> _STATED GOAL_: Would you transcribe the whole listing exactly, minus its pictures?
Start of RECORDS FOR THE TASK
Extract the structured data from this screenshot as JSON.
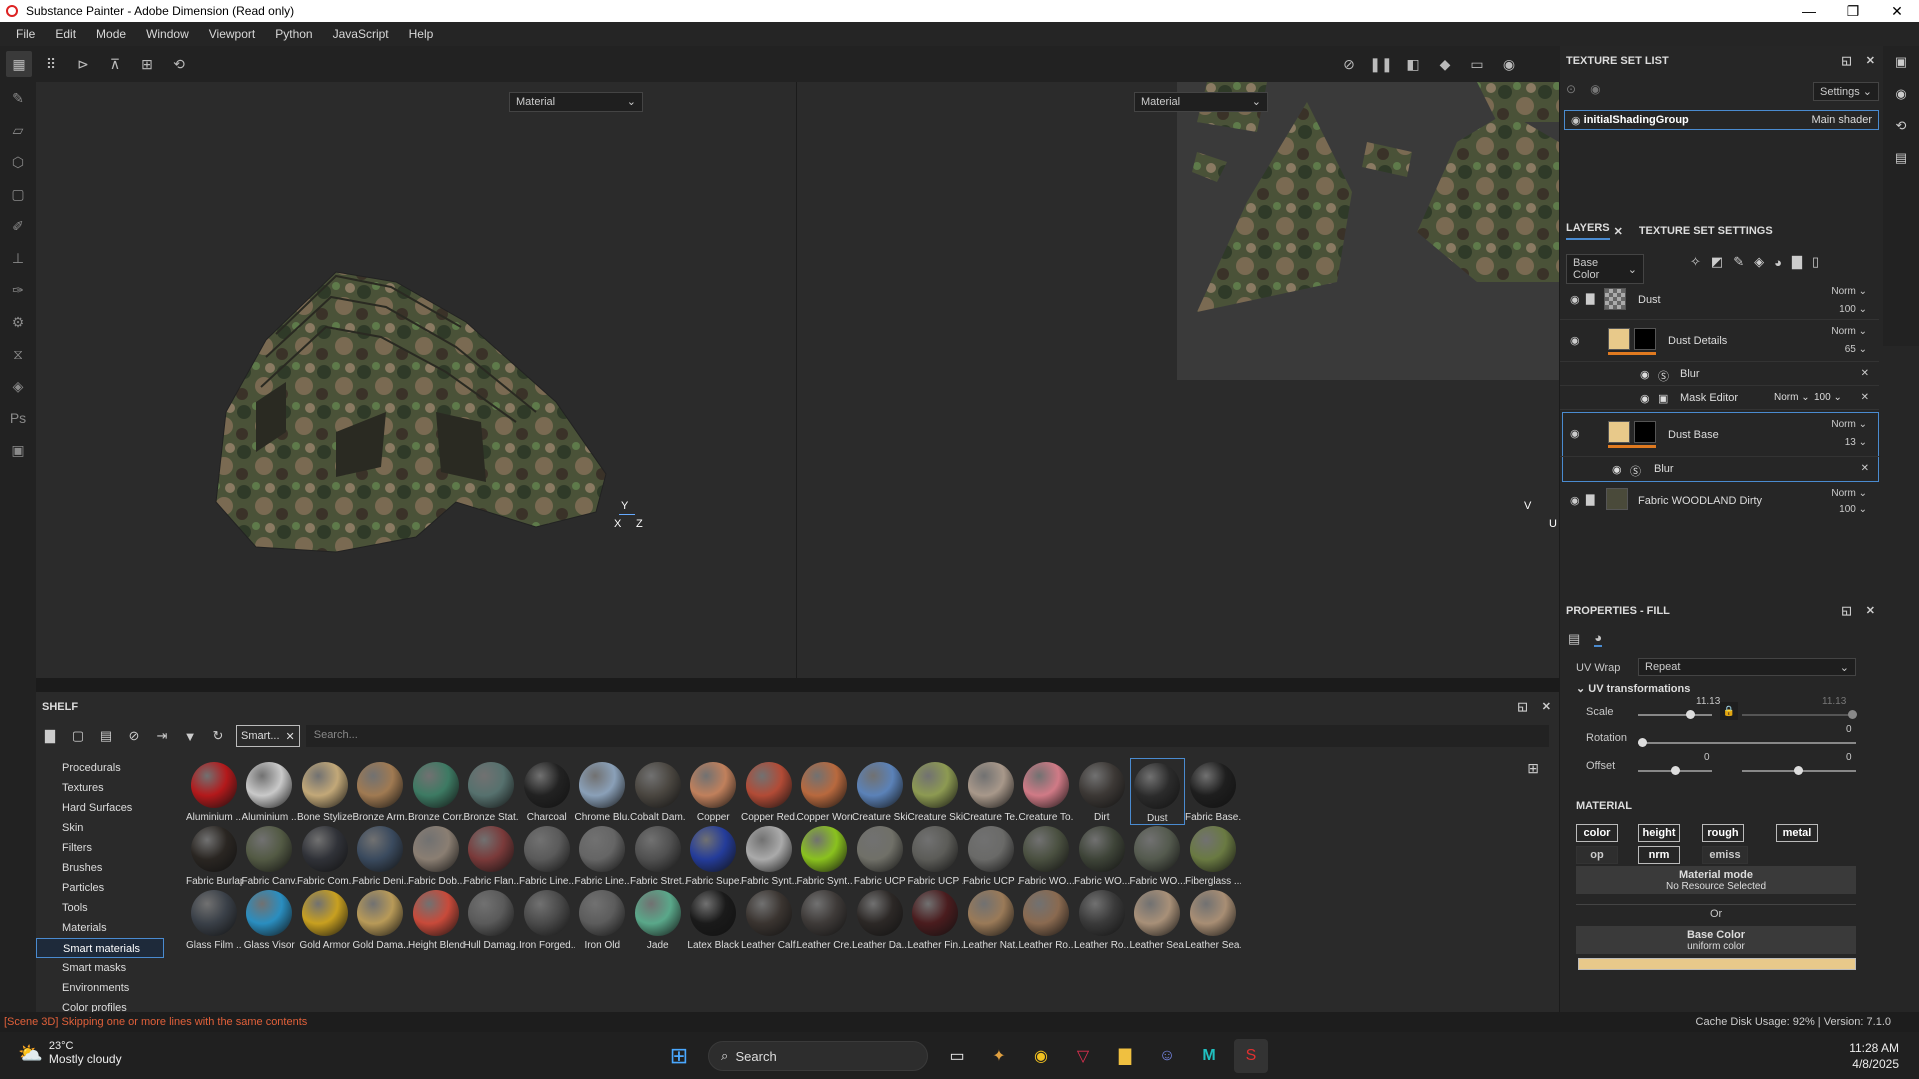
{
  "window": {
    "title": "Substance Painter - Adobe Dimension (Read only)",
    "min": "—",
    "max": "❐",
    "close": "✕"
  },
  "menu": [
    "File",
    "Edit",
    "Mode",
    "Window",
    "Viewport",
    "Python",
    "JavaScript",
    "Help"
  ],
  "viewport": {
    "left_select": "Material",
    "right_select": "Material",
    "axis_y": "Y",
    "axis_x": "X",
    "axis_z": "Z",
    "uv_v": "V",
    "uv_u": "U"
  },
  "shelf": {
    "title": "SHELF",
    "filter_tag": "Smart...",
    "search_placeholder": "Search...",
    "categories": [
      "Procedurals",
      "Textures",
      "Hard Surfaces",
      "Skin",
      "Filters",
      "Brushes",
      "Particles",
      "Tools",
      "Materials",
      "Smart materials",
      "Smart masks",
      "Environments",
      "Color profiles"
    ],
    "selected_category": "Smart materials",
    "materials": [
      {
        "label": "Aluminium ...",
        "color": "#b3191b"
      },
      {
        "label": "Aluminium ...",
        "color": "#c9c9c9"
      },
      {
        "label": "Bone Stylized",
        "color": "#c2a878"
      },
      {
        "label": "Bronze Arm...",
        "color": "#a07a52"
      },
      {
        "label": "Bronze Corr...",
        "color": "#3d7a63"
      },
      {
        "label": "Bronze Stat...",
        "color": "#56716e"
      },
      {
        "label": "Charcoal",
        "color": "#222222"
      },
      {
        "label": "Chrome Blu...",
        "color": "#8aa0b8"
      },
      {
        "label": "Cobalt Dam...",
        "color": "#4a4640"
      },
      {
        "label": "Copper",
        "color": "#c0805c"
      },
      {
        "label": "Copper Red...",
        "color": "#b24b36"
      },
      {
        "label": "Copper Worn",
        "color": "#b8693e"
      },
      {
        "label": "Creature Ski...",
        "color": "#5b82b8"
      },
      {
        "label": "Creature Ski...",
        "color": "#8d9a52"
      },
      {
        "label": "Creature Te...",
        "color": "#a8988a"
      },
      {
        "label": "Creature To...",
        "color": "#d07a86"
      },
      {
        "label": "Dirt",
        "color": "#3c3835"
      },
      {
        "label": "Dust",
        "color": "#2b2b2b"
      },
      {
        "label": "Fabric Base...",
        "color": "#1e1e1e"
      },
      {
        "label": "Fabric Burlap",
        "color": "#2a2622"
      },
      {
        "label": "Fabric Canv...",
        "color": "#535a44"
      },
      {
        "label": "Fabric Com...",
        "color": "#303238"
      },
      {
        "label": "Fabric Deni...",
        "color": "#3a4a5e"
      },
      {
        "label": "Fabric Dob...",
        "color": "#8a7e72"
      },
      {
        "label": "Fabric Flan...",
        "color": "#7a3a3a"
      },
      {
        "label": "Fabric Line...",
        "color": "#5a5a5a"
      },
      {
        "label": "Fabric Line...",
        "color": "#656565"
      },
      {
        "label": "Fabric Stret...",
        "color": "#505050"
      },
      {
        "label": "Fabric Supe...",
        "color": "#243c9a"
      },
      {
        "label": "Fabric Synt...",
        "color": "#aaaaaa"
      },
      {
        "label": "Fabric Synt...",
        "color": "#8ac21e"
      },
      {
        "label": "Fabric UCP",
        "color": "#707068"
      },
      {
        "label": "Fabric UCP ...",
        "color": "#5c5c58"
      },
      {
        "label": "Fabric UCP ...",
        "color": "#6a6a68"
      },
      {
        "label": "Fabric WO...",
        "color": "#4a5040"
      },
      {
        "label": "Fabric WO...",
        "color": "#3e4438"
      },
      {
        "label": "Fabric WO...",
        "color": "#545a4e"
      },
      {
        "label": "Fiberglass ...",
        "color": "#6a7a42"
      },
      {
        "label": "Glass Film ...",
        "color": "#3a4048"
      },
      {
        "label": "Glass Visor",
        "color": "#2a8ec0"
      },
      {
        "label": "Gold Armor",
        "color": "#c8a020"
      },
      {
        "label": "Gold Dama...",
        "color": "#b89a58"
      },
      {
        "label": "Height Blend",
        "color": "#c84a3a"
      },
      {
        "label": "Hull Damag...",
        "color": "#5a5a5a"
      },
      {
        "label": "Iron Forged...",
        "color": "#4a4a4a"
      },
      {
        "label": "Iron Old",
        "color": "#5c5c5c"
      },
      {
        "label": "Jade",
        "color": "#5aa88a"
      },
      {
        "label": "Latex Black",
        "color": "#1a1a1a"
      },
      {
        "label": "Leather Calf...",
        "color": "#3a3430"
      },
      {
        "label": "Leather Cre...",
        "color": "#3e3a38"
      },
      {
        "label": "Leather Da...",
        "color": "#2c2826"
      },
      {
        "label": "Leather Fin...",
        "color": "#4a1c1e"
      },
      {
        "label": "Leather Nat...",
        "color": "#9a7a58"
      },
      {
        "label": "Leather Ro...",
        "color": "#8a6a50"
      },
      {
        "label": "Leather Ro...",
        "color": "#3a3a3a"
      },
      {
        "label": "Leather Sea...",
        "color": "#a89078"
      },
      {
        "label": "Leather Sea...",
        "color": "#a88e74"
      }
    ]
  },
  "texture_set_list": {
    "title": "TEXTURE SET LIST",
    "settings": "Settings",
    "item_name": "initialShadingGroup",
    "item_shader": "Main shader"
  },
  "layers_panel": {
    "tab_layers": "LAYERS",
    "tab_settings": "TEXTURE SET SETTINGS",
    "channel": "Base Color",
    "layers": [
      {
        "name": "Dust",
        "blend": "Norm",
        "opacity": "100"
      },
      {
        "name": "Dust Details",
        "blend": "Norm",
        "opacity": "65"
      },
      {
        "name": "Blur"
      },
      {
        "name": "Mask Editor",
        "blend": "Norm",
        "opacity": "100"
      },
      {
        "name": "Dust Base",
        "blend": "Norm",
        "opacity": "13"
      },
      {
        "name": "Blur"
      },
      {
        "name": "Fabric WOODLAND Dirty",
        "blend": "Norm",
        "opacity": "100"
      }
    ]
  },
  "properties": {
    "title": "PROPERTIES - FILL",
    "uv_wrap_label": "UV Wrap",
    "uv_wrap_value": "Repeat",
    "uv_transformations": "UV transformations",
    "scale_label": "Scale",
    "scale_value": "11.13",
    "scale_value2": "11.13",
    "rotation_label": "Rotation",
    "rotation_value": "0",
    "offset_label": "Offset",
    "offset_x": "0",
    "offset_y": "0",
    "material_title": "MATERIAL",
    "channels": [
      "color",
      "height",
      "rough",
      "metal",
      "op",
      "nrm",
      "emiss"
    ],
    "material_mode": "Material mode",
    "no_resource": "No Resource Selected",
    "or": "Or",
    "base_color": "Base Color",
    "uniform_color": "uniform color",
    "base_color_swatch": "#e8c98a"
  },
  "status": {
    "message": "[Scene 3D] Skipping one or more lines with the same contents",
    "cache": "Cache Disk Usage:   92% | Version: 7.1.0"
  },
  "taskbar": {
    "temp": "23°C",
    "weather": "Mostly cloudy",
    "search": "Search",
    "time": "11:28 AM",
    "date": "4/8/2025"
  }
}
End of RECORDS FOR THE TASK
> _ANSWER TO THIS EXERCISE_:
Extract the structured data from this screenshot as JSON.
{
  "window": {
    "title": "Substance Painter - Adobe Dimension (Read only)",
    "min": "—",
    "max": "❐",
    "close": "✕"
  },
  "menu": [
    "File",
    "Edit",
    "Mode",
    "Window",
    "Viewport",
    "Python",
    "JavaScript",
    "Help"
  ],
  "viewport": {
    "left_select": "Material",
    "right_select": "Material",
    "axis_y": "Y",
    "axis_x": "X",
    "axis_z": "Z",
    "uv_v": "V",
    "uv_u": "U"
  },
  "shelf": {
    "title": "SHELF",
    "filter_tag": "Smart...",
    "search_placeholder": "Search...",
    "categories": [
      "Procedurals",
      "Textures",
      "Hard Surfaces",
      "Skin",
      "Filters",
      "Brushes",
      "Particles",
      "Tools",
      "Materials",
      "Smart materials",
      "Smart masks",
      "Environments",
      "Color profiles"
    ],
    "selected_category": "Smart materials",
    "materials": [
      {
        "label": "Aluminium ...",
        "color": "#b3191b"
      },
      {
        "label": "Aluminium ...",
        "color": "#c9c9c9"
      },
      {
        "label": "Bone Stylized",
        "color": "#c2a878"
      },
      {
        "label": "Bronze Arm...",
        "color": "#a07a52"
      },
      {
        "label": "Bronze Corr...",
        "color": "#3d7a63"
      },
      {
        "label": "Bronze Stat...",
        "color": "#56716e"
      },
      {
        "label": "Charcoal",
        "color": "#222222"
      },
      {
        "label": "Chrome Blu...",
        "color": "#8aa0b8"
      },
      {
        "label": "Cobalt Dam...",
        "color": "#4a4640"
      },
      {
        "label": "Copper",
        "color": "#c0805c"
      },
      {
        "label": "Copper Red...",
        "color": "#b24b36"
      },
      {
        "label": "Copper Worn",
        "color": "#b8693e"
      },
      {
        "label": "Creature Ski...",
        "color": "#5b82b8"
      },
      {
        "label": "Creature Ski...",
        "color": "#8d9a52"
      },
      {
        "label": "Creature Te...",
        "color": "#a8988a"
      },
      {
        "label": "Creature To...",
        "color": "#d07a86"
      },
      {
        "label": "Dirt",
        "color": "#3c3835"
      },
      {
        "label": "Dust",
        "color": "#2b2b2b"
      },
      {
        "label": "Fabric Base...",
        "color": "#1e1e1e"
      },
      {
        "label": "Fabric Burlap",
        "color": "#2a2622"
      },
      {
        "label": "Fabric Canv...",
        "color": "#535a44"
      },
      {
        "label": "Fabric Com...",
        "color": "#303238"
      },
      {
        "label": "Fabric Deni...",
        "color": "#3a4a5e"
      },
      {
        "label": "Fabric Dob...",
        "color": "#8a7e72"
      },
      {
        "label": "Fabric Flan...",
        "color": "#7a3a3a"
      },
      {
        "label": "Fabric Line...",
        "color": "#5a5a5a"
      },
      {
        "label": "Fabric Line...",
        "color": "#656565"
      },
      {
        "label": "Fabric Stret...",
        "color": "#505050"
      },
      {
        "label": "Fabric Supe...",
        "color": "#243c9a"
      },
      {
        "label": "Fabric Synt...",
        "color": "#aaaaaa"
      },
      {
        "label": "Fabric Synt...",
        "color": "#8ac21e"
      },
      {
        "label": "Fabric UCP",
        "color": "#707068"
      },
      {
        "label": "Fabric UCP ...",
        "color": "#5c5c58"
      },
      {
        "label": "Fabric UCP ...",
        "color": "#6a6a68"
      },
      {
        "label": "Fabric WO...",
        "color": "#4a5040"
      },
      {
        "label": "Fabric WO...",
        "color": "#3e4438"
      },
      {
        "label": "Fabric WO...",
        "color": "#545a4e"
      },
      {
        "label": "Fiberglass ...",
        "color": "#6a7a42"
      },
      {
        "label": "Glass Film ...",
        "color": "#3a4048"
      },
      {
        "label": "Glass Visor",
        "color": "#2a8ec0"
      },
      {
        "label": "Gold Armor",
        "color": "#c8a020"
      },
      {
        "label": "Gold Dama...",
        "color": "#b89a58"
      },
      {
        "label": "Height Blend",
        "color": "#c84a3a"
      },
      {
        "label": "Hull Damag...",
        "color": "#5a5a5a"
      },
      {
        "label": "Iron Forged...",
        "color": "#4a4a4a"
      },
      {
        "label": "Iron Old",
        "color": "#5c5c5c"
      },
      {
        "label": "Jade",
        "color": "#5aa88a"
      },
      {
        "label": "Latex Black",
        "color": "#1a1a1a"
      },
      {
        "label": "Leather Calf...",
        "color": "#3a3430"
      },
      {
        "label": "Leather Cre...",
        "color": "#3e3a38"
      },
      {
        "label": "Leather Da...",
        "color": "#2c2826"
      },
      {
        "label": "Leather Fin...",
        "color": "#4a1c1e"
      },
      {
        "label": "Leather Nat...",
        "color": "#9a7a58"
      },
      {
        "label": "Leather Ro...",
        "color": "#8a6a50"
      },
      {
        "label": "Leather Ro...",
        "color": "#3a3a3a"
      },
      {
        "label": "Leather Sea...",
        "color": "#a89078"
      },
      {
        "label": "Leather Sea...",
        "color": "#a88e74"
      }
    ]
  },
  "texture_set_list": {
    "title": "TEXTURE SET LIST",
    "settings": "Settings",
    "item_name": "initialShadingGroup",
    "item_shader": "Main shader"
  },
  "layers_panel": {
    "tab_layers": "LAYERS",
    "tab_settings": "TEXTURE SET SETTINGS",
    "channel": "Base Color",
    "layers": [
      {
        "name": "Dust",
        "blend": "Norm",
        "opacity": "100"
      },
      {
        "name": "Dust Details",
        "blend": "Norm",
        "opacity": "65"
      },
      {
        "name": "Blur"
      },
      {
        "name": "Mask Editor",
        "blend": "Norm",
        "opacity": "100"
      },
      {
        "name": "Dust Base",
        "blend": "Norm",
        "opacity": "13"
      },
      {
        "name": "Blur"
      },
      {
        "name": "Fabric WOODLAND Dirty",
        "blend": "Norm",
        "opacity": "100"
      }
    ]
  },
  "properties": {
    "title": "PROPERTIES - FILL",
    "uv_wrap_label": "UV Wrap",
    "uv_wrap_value": "Repeat",
    "uv_transformations": "UV transformations",
    "scale_label": "Scale",
    "scale_value": "11.13",
    "scale_value2": "11.13",
    "rotation_label": "Rotation",
    "rotation_value": "0",
    "offset_label": "Offset",
    "offset_x": "0",
    "offset_y": "0",
    "material_title": "MATERIAL",
    "channels": [
      "color",
      "height",
      "rough",
      "metal",
      "op",
      "nrm",
      "emiss"
    ],
    "material_mode": "Material mode",
    "no_resource": "No Resource Selected",
    "or": "Or",
    "base_color": "Base Color",
    "uniform_color": "uniform color",
    "base_color_swatch": "#e8c98a"
  },
  "status": {
    "message": "[Scene 3D] Skipping one or more lines with the same contents",
    "cache": "Cache Disk Usage:   92% | Version: 7.1.0"
  },
  "taskbar": {
    "temp": "23°C",
    "weather": "Mostly cloudy",
    "search": "Search",
    "time": "11:28 AM",
    "date": "4/8/2025"
  }
}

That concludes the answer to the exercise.